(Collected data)

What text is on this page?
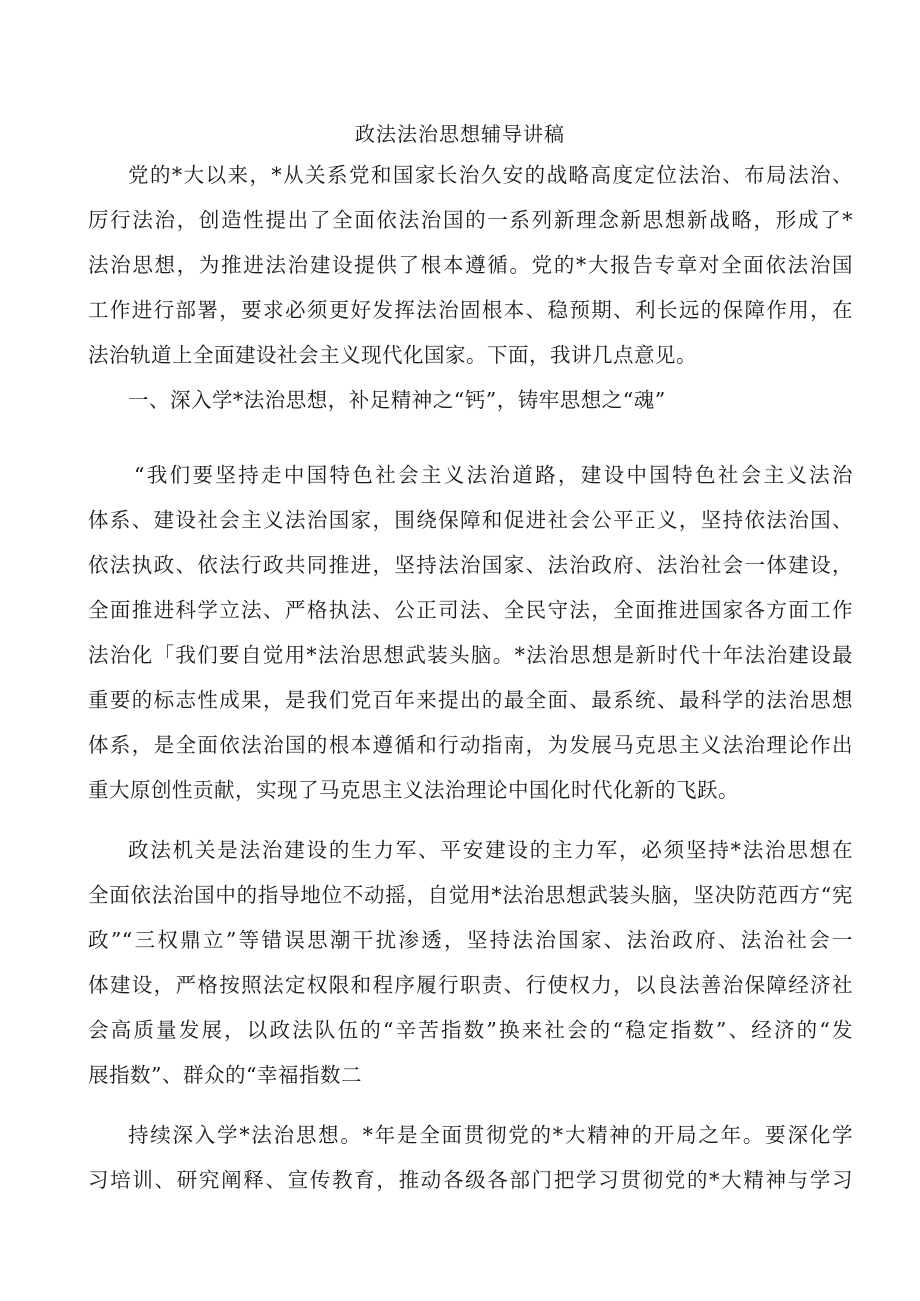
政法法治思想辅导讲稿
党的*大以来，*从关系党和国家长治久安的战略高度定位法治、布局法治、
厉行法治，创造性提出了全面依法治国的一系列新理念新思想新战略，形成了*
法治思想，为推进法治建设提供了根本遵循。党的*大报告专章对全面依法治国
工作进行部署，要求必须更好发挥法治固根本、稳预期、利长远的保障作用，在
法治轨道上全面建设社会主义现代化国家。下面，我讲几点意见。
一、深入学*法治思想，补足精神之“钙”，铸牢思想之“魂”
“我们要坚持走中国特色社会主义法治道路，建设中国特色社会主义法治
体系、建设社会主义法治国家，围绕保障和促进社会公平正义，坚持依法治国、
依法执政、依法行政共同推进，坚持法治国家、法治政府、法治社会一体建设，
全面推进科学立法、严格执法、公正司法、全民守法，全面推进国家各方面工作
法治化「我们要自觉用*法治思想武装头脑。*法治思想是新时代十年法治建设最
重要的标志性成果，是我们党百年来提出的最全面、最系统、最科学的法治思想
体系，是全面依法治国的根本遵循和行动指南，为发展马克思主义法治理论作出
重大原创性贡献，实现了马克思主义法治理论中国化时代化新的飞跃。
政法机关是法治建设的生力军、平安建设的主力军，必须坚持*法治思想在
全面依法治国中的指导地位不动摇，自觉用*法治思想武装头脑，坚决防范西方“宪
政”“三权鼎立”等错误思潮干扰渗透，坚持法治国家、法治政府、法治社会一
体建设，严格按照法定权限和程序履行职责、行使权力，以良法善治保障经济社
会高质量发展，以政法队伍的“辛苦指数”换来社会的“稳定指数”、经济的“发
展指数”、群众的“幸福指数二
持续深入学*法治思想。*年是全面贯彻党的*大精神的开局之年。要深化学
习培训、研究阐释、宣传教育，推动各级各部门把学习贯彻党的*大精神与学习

--

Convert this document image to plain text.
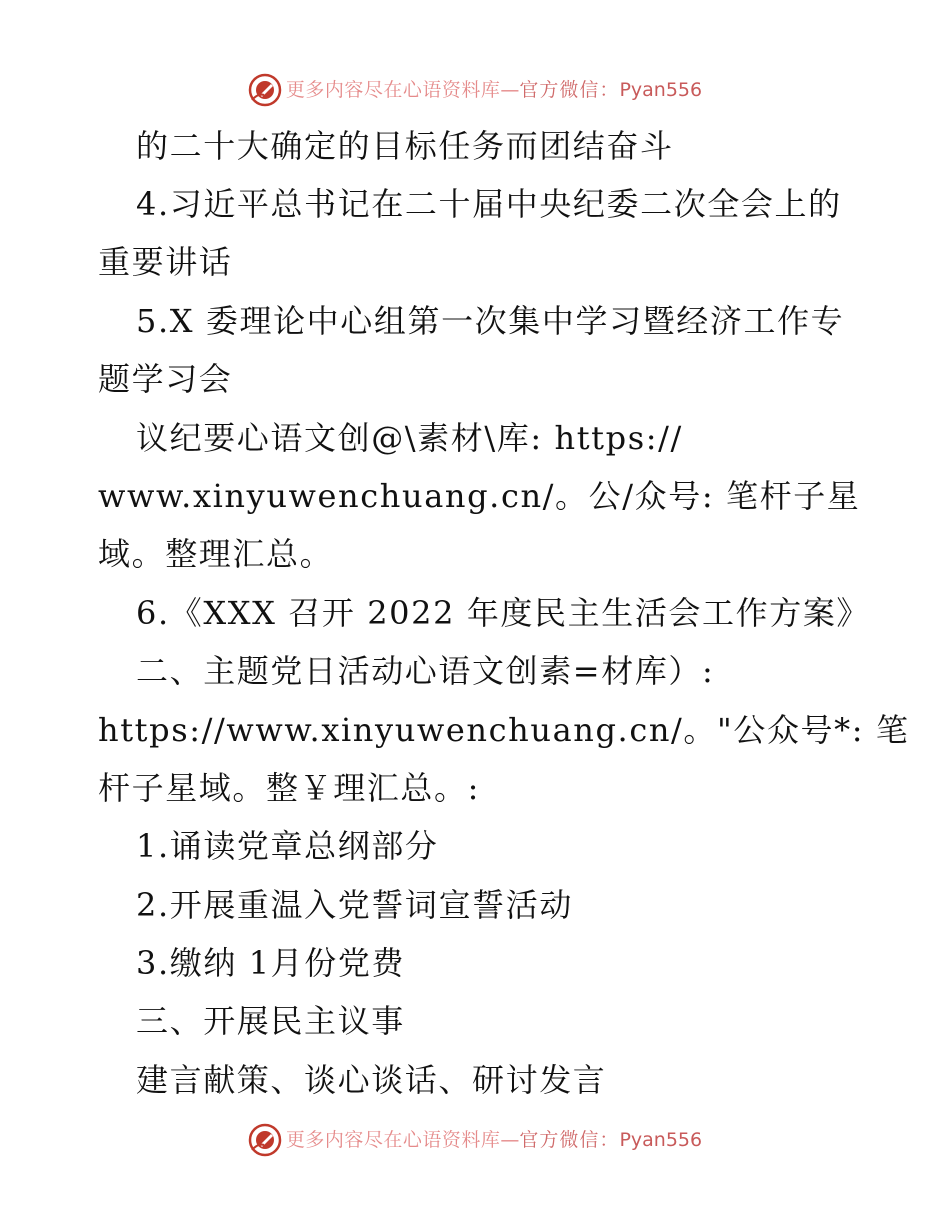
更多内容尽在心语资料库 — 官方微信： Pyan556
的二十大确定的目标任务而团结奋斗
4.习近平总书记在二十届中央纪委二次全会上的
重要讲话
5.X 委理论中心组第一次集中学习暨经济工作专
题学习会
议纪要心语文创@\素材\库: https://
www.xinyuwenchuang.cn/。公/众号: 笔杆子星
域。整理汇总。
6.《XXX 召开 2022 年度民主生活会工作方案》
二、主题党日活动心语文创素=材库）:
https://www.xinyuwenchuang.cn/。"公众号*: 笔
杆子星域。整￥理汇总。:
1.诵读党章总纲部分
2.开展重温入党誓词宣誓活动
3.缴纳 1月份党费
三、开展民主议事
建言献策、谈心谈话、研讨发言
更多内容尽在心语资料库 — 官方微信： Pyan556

* **Problem to solve**:
Within the listing above, work out how many lines contain the string "text", and reply with that number only.

* **Solution to this problem**:
2